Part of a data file
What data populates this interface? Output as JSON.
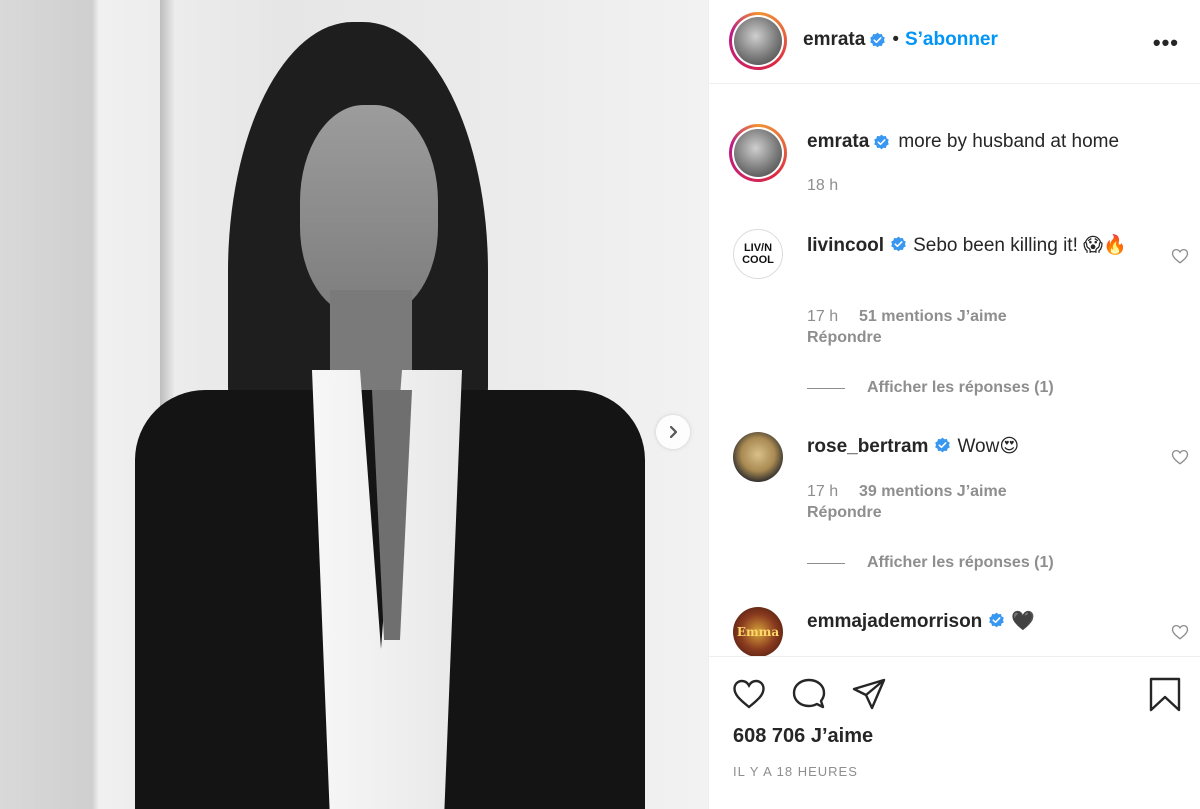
{
  "post": {
    "author": "emrata",
    "follow_label": "S’abonner",
    "separator": "•",
    "more_label": "•••",
    "caption": "more by husband at home",
    "caption_time": "18 h",
    "likes": "608 706 J’aime",
    "posted_ago": "IL Y A 18 HEURES"
  },
  "comments": [
    {
      "username": "livincool",
      "text": "Sebo been killing it! 😱🔥",
      "avatar_text": "LIV/N COOL",
      "time": "17 h",
      "likes": "51 mentions J’aime",
      "reply_label": "Répondre",
      "view_replies": "Afficher les réponses (1)"
    },
    {
      "username": "rose_bertram",
      "text": "Wow😍",
      "time": "17 h",
      "likes": "39 mentions J’aime",
      "reply_label": "Répondre",
      "view_replies": "Afficher les réponses (1)"
    },
    {
      "username": "emmajademorrison",
      "text": "🖤",
      "avatar_text": "Emma"
    }
  ],
  "colors": {
    "link": "#0095f6",
    "text": "#262626",
    "muted": "#8e8e8e",
    "verified": "#3897f0"
  },
  "icons": [
    "chevron-right-icon",
    "verified-icon",
    "more-icon",
    "heart-icon",
    "comment-icon",
    "share-icon",
    "bookmark-icon"
  ]
}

PROBLEM
Without including the pictures, return each record above exactly as it stands.

FINISHED ANSWER
What data populates this interface? Output as JSON.
{
  "post": {
    "author": "emrata",
    "follow_label": "S’abonner",
    "separator": "•",
    "more_label": "•••",
    "caption": "more by husband at home",
    "caption_time": "18 h",
    "likes": "608 706 J’aime",
    "posted_ago": "IL Y A 18 HEURES"
  },
  "comments": [
    {
      "username": "livincool",
      "text": "Sebo been killing it! 😱🔥",
      "avatar_text": "LIV/N COOL",
      "time": "17 h",
      "likes": "51 mentions J’aime",
      "reply_label": "Répondre",
      "view_replies": "Afficher les réponses (1)"
    },
    {
      "username": "rose_bertram",
      "text": "Wow😍",
      "time": "17 h",
      "likes": "39 mentions J’aime",
      "reply_label": "Répondre",
      "view_replies": "Afficher les réponses (1)"
    },
    {
      "username": "emmajademorrison",
      "text": "🖤",
      "avatar_text": "Emma"
    }
  ],
  "colors": {
    "link": "#0095f6",
    "text": "#262626",
    "muted": "#8e8e8e",
    "verified": "#3897f0"
  },
  "icons": [
    "chevron-right-icon",
    "verified-icon",
    "more-icon",
    "heart-icon",
    "comment-icon",
    "share-icon",
    "bookmark-icon"
  ]
}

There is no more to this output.